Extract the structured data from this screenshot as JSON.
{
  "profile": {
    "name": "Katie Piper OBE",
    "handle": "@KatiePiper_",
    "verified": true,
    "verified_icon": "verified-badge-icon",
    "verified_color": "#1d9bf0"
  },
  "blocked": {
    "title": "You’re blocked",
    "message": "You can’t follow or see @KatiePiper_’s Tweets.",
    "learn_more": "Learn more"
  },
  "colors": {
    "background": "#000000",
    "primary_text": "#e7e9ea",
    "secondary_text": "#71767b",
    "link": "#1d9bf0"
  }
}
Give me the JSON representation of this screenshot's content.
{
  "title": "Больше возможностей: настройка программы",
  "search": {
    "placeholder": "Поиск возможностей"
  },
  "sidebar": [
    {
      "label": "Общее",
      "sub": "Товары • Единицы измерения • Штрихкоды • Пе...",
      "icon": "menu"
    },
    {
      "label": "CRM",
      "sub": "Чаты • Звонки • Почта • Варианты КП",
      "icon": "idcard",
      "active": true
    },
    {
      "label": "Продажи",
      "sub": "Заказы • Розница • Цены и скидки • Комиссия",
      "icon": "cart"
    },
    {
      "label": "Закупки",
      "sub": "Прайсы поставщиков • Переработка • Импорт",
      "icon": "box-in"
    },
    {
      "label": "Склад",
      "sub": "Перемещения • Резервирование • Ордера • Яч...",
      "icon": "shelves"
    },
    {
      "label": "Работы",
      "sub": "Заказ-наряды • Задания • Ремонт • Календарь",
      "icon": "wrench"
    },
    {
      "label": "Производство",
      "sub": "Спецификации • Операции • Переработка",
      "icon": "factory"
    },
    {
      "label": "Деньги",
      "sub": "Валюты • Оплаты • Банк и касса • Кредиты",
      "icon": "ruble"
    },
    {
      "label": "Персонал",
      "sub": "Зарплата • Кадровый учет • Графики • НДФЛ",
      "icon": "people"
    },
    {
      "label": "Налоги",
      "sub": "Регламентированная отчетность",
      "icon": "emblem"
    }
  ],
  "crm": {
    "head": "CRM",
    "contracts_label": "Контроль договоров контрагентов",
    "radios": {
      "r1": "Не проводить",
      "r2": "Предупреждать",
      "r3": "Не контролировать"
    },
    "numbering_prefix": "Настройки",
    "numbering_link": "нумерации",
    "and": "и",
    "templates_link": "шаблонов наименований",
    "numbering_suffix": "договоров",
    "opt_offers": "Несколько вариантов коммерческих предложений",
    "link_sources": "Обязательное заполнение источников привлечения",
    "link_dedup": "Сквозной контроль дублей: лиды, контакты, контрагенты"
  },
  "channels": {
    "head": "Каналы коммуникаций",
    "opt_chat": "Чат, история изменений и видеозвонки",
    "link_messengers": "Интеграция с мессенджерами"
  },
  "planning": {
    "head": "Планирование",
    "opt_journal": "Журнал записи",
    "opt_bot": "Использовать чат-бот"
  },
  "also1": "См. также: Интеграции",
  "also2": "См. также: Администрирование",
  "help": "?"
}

■ Goal
Repeat every record, keeping each word and mark exactly as it is.

■ Response
Extract the structured data from this screenshot as JSON.
{
  "profile": {
    "name": "Katie Piper OBE",
    "handle": "@KatiePiper_",
    "verified": true,
    "verified_icon": "verified-badge-icon",
    "verified_color": "#1d9bf0"
  },
  "blocked": {
    "title": "You’re blocked",
    "message": "You can’t follow or see @KatiePiper_’s Tweets.",
    "learn_more": "Learn more"
  },
  "colors": {
    "background": "#000000",
    "primary_text": "#e7e9ea",
    "secondary_text": "#71767b",
    "link": "#1d9bf0"
  }
}
Give me the JSON representation of this screenshot's content.
{
  "title": "Больше возможностей: настройка программы",
  "search": {
    "placeholder": "Поиск возможностей"
  },
  "sidebar": [
    {
      "label": "Общее",
      "sub": "Товары • Единицы измерения • Штрихкоды • Пе...",
      "icon": "menu"
    },
    {
      "label": "CRM",
      "sub": "Чаты • Звонки • Почта • Варианты КП",
      "icon": "idcard",
      "active": true
    },
    {
      "label": "Продажи",
      "sub": "Заказы • Розница • Цены и скидки • Комиссия",
      "icon": "cart"
    },
    {
      "label": "Закупки",
      "sub": "Прайсы поставщиков • Переработка • Импорт",
      "icon": "box-in"
    },
    {
      "label": "Склад",
      "sub": "Перемещения • Резервирование • Ордера • Яч...",
      "icon": "shelves"
    },
    {
      "label": "Работы",
      "sub": "Заказ-наряды • Задания • Ремонт • Календарь",
      "icon": "wrench"
    },
    {
      "label": "Производство",
      "sub": "Спецификации • Операции • Переработка",
      "icon": "factory"
    },
    {
      "label": "Деньги",
      "sub": "Валюты • Оплаты • Банк и касса • Кредиты",
      "icon": "ruble"
    },
    {
      "label": "Персонал",
      "sub": "Зарплата • Кадровый учет • Графики • НДФЛ",
      "icon": "people"
    },
    {
      "label": "Налоги",
      "sub": "Регламентированная отчетность",
      "icon": "emblem"
    }
  ],
  "crm": {
    "head": "CRM",
    "contracts_label": "Контроль договоров контрагентов",
    "radios": {
      "r1": "Не проводить",
      "r2": "Предупреждать",
      "r3": "Не контролировать"
    },
    "numbering_prefix": "Настройки",
    "numbering_link": "нумерации",
    "and": "и",
    "templates_link": "шаблонов наименований",
    "numbering_suffix": "договоров",
    "opt_offers": "Несколько вариантов коммерческих предложений",
    "link_sources": "Обязательное заполнение источников привлечения",
    "link_dedup": "Сквозной контроль дублей: лиды, контакты, контрагенты"
  },
  "channels": {
    "head": "Каналы коммуникаций",
    "opt_chat": "Чат, история изменений и видеозвонки",
    "link_messengers": "Интеграция с мессенджерами"
  },
  "planning": {
    "head": "Планирование",
    "opt_journal": "Журнал записи",
    "opt_bot": "Использовать чат-бот"
  },
  "also1": "См. также: Интеграции",
  "also2": "См. также: Администрирование",
  "help": "?"
}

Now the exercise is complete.